*EXERCISE REQUIREMENTS*: Which lines in the records below contain the word "Topology"? Copy each of them.

*DATA*:
--------------------------------------------------

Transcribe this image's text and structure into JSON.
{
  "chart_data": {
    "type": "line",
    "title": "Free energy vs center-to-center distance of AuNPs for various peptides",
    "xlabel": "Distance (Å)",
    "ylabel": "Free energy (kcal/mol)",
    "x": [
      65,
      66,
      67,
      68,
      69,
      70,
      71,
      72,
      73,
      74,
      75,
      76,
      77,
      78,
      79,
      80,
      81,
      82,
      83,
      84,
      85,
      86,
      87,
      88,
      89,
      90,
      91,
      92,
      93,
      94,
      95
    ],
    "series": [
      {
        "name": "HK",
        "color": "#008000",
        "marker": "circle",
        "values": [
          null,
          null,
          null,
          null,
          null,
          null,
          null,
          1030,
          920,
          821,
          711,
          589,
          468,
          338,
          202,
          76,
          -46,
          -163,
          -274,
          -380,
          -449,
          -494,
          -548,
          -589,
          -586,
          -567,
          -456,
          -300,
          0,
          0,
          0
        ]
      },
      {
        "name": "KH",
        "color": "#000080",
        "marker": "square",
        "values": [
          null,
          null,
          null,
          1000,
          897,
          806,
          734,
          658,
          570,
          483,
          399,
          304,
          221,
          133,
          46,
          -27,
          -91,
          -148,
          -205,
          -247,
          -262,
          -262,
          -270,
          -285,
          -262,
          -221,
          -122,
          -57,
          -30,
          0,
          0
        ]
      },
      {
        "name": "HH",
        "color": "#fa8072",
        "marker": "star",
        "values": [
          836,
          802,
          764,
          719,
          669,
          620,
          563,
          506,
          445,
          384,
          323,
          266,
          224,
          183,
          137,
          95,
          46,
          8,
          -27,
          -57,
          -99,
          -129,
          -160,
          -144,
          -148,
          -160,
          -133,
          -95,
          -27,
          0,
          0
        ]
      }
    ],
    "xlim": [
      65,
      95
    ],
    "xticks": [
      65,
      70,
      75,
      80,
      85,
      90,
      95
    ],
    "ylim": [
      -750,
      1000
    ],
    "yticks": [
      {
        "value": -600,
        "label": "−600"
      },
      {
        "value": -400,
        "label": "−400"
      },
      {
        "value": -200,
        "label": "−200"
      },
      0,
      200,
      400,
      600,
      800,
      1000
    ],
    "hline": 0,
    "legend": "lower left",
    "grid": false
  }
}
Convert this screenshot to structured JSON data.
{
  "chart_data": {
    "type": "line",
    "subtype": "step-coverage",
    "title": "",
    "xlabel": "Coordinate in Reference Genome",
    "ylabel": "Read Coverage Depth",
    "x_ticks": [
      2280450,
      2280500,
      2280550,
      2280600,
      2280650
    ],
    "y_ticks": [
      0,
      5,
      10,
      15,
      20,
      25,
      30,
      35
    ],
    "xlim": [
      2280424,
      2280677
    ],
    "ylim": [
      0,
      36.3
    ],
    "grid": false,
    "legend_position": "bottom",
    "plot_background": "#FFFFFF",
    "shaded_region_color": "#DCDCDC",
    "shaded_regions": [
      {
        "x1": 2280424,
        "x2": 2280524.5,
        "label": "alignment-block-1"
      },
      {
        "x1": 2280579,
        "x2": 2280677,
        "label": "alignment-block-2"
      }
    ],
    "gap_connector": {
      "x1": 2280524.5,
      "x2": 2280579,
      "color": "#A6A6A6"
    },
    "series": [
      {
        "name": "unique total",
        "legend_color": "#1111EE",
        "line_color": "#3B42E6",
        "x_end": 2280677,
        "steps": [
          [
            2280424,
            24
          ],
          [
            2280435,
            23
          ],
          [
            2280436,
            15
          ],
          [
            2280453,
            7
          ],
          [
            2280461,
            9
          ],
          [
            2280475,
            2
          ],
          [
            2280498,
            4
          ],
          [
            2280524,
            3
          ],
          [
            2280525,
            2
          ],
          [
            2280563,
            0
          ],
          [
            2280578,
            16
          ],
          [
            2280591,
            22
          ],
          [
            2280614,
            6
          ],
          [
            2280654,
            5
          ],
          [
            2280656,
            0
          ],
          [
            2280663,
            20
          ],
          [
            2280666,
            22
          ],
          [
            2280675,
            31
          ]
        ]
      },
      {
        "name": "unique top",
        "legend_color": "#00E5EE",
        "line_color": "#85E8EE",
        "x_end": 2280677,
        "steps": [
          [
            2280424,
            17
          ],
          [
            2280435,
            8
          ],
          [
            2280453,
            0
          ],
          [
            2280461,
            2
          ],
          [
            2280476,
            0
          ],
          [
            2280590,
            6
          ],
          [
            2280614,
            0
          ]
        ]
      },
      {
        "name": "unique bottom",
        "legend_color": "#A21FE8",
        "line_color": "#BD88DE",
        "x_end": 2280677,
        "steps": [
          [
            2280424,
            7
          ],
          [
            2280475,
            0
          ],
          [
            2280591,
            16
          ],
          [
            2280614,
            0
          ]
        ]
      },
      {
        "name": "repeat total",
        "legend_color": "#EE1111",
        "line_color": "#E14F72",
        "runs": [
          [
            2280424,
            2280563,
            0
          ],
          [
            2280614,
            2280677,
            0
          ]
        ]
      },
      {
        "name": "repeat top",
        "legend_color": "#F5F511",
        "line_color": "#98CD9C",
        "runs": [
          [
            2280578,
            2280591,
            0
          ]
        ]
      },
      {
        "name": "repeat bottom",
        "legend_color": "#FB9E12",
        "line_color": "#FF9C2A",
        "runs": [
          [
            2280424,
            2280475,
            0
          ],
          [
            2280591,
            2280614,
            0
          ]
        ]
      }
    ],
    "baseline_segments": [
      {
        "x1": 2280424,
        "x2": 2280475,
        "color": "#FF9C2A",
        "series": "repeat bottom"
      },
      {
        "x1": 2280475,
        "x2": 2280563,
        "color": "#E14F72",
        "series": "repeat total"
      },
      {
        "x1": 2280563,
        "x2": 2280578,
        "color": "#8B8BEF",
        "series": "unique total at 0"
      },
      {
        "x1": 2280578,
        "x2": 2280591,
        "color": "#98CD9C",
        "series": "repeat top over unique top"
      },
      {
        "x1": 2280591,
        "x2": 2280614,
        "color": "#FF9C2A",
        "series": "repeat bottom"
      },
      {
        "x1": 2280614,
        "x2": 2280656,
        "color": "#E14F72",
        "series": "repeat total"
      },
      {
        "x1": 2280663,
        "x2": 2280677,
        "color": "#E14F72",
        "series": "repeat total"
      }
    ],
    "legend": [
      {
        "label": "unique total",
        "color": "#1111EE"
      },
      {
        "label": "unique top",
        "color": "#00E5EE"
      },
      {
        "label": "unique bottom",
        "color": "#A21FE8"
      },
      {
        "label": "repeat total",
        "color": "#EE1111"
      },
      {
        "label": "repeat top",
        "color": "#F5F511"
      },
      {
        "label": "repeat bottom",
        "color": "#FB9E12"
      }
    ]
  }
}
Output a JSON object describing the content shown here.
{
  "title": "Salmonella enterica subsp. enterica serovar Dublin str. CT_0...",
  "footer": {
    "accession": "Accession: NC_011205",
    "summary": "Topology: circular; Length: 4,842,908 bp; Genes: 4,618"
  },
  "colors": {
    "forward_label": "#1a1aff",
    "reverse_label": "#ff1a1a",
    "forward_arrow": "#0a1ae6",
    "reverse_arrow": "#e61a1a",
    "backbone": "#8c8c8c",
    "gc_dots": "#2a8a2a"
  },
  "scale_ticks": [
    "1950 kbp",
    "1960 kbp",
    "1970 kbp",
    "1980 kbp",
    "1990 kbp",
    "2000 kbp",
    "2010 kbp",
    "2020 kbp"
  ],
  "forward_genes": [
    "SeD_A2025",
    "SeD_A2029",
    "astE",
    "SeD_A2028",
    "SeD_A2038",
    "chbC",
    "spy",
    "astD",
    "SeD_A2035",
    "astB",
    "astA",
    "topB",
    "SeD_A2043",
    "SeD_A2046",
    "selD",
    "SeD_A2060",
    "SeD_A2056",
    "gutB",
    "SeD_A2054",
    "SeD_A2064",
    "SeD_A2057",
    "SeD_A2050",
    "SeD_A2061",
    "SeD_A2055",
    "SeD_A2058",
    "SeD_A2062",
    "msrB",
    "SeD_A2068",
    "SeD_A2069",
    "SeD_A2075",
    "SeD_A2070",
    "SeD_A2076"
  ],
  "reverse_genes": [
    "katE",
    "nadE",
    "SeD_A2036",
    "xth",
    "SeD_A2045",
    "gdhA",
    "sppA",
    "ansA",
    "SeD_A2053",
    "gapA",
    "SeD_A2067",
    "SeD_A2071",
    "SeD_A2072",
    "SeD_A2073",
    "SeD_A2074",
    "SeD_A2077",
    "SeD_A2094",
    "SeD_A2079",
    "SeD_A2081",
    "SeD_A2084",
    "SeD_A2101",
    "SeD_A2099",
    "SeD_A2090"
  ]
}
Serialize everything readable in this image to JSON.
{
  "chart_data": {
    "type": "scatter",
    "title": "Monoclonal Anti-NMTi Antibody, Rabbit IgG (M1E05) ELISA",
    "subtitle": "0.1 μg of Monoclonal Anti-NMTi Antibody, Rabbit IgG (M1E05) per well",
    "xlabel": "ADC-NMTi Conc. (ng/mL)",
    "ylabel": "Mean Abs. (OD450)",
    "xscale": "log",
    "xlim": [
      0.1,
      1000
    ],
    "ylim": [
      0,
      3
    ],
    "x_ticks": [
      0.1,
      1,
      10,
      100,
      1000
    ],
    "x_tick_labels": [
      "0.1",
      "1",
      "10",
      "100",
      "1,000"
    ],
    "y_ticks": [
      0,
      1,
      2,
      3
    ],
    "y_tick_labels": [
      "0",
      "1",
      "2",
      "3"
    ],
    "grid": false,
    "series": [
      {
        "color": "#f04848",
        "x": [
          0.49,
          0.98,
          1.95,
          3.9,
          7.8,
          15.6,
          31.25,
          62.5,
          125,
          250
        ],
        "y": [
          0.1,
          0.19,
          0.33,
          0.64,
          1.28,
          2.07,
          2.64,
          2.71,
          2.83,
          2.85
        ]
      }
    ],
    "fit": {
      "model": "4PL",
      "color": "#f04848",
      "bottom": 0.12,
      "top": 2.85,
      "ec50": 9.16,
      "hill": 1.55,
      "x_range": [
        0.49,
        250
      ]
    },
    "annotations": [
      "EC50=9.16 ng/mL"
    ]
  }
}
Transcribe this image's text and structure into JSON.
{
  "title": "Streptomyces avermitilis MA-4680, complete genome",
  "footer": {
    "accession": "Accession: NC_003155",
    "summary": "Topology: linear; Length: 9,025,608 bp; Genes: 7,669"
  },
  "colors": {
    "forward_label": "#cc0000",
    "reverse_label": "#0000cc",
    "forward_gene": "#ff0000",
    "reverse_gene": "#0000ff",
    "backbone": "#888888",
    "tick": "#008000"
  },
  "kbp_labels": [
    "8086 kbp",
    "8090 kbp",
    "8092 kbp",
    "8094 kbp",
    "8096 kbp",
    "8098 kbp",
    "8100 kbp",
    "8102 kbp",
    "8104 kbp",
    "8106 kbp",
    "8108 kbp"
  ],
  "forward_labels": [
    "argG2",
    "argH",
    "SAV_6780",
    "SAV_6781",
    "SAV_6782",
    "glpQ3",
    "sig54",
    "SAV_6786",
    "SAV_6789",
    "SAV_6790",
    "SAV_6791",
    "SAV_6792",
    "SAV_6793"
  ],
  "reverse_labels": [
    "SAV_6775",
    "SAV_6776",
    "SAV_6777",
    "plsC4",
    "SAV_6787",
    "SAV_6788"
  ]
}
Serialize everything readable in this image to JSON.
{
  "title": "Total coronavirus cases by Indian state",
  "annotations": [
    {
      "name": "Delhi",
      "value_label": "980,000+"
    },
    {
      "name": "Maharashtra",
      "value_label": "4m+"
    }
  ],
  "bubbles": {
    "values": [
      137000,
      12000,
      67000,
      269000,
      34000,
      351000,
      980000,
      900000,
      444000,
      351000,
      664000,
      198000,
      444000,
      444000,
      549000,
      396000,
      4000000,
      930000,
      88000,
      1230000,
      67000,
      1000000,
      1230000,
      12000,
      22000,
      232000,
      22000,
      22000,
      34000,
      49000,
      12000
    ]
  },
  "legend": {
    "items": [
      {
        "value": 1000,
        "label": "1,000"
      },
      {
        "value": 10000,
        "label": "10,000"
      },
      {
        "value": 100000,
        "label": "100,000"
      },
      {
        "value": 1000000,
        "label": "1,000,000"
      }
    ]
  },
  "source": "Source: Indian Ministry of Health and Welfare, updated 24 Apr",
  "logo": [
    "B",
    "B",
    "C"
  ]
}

--------------------------------------------------

*RESPONSE TO THIS EXERCISE*:
    "summary": "Topology: circular; Length: 4,842,908 bp; Genes: 4,618"
    "summary": "Topology: linear; Length: 9,025,608 bp; Genes: 7,669"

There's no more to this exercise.